§ Directive: For this exercise, copy out each line of the material below that includes "Background".

Stored records:
* start *

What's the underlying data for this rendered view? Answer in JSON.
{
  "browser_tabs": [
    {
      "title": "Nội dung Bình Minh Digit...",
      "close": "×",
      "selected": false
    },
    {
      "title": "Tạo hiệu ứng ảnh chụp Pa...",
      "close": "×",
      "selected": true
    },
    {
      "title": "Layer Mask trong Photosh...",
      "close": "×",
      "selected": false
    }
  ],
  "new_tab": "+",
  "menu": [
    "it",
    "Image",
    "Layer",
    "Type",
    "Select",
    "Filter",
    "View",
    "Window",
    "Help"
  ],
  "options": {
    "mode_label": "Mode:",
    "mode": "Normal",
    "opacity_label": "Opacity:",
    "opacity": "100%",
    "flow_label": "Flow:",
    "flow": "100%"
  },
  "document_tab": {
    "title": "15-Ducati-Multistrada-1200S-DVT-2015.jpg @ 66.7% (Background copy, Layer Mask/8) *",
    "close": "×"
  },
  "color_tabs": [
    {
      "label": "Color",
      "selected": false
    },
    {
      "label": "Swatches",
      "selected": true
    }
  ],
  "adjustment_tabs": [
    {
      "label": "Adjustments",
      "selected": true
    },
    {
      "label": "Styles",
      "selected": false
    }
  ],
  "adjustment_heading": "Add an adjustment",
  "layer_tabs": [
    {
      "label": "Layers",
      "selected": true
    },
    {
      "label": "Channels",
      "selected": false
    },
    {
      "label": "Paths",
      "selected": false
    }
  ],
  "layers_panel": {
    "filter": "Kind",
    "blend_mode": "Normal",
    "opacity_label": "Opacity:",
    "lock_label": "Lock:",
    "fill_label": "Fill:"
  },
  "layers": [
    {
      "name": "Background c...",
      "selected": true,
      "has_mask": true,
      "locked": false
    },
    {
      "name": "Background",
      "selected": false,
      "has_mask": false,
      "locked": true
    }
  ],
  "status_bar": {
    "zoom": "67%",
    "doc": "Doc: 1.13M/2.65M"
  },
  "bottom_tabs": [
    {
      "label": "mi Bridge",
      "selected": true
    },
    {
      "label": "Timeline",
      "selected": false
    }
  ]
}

* end *

§ Full output:
    "title": "15-Ducati-Multistrada-1200S-DVT-2015.jpg @ 66.7% (Background copy, Layer Mask/8) *",
      "name": "Background c...",
      "name": "Background",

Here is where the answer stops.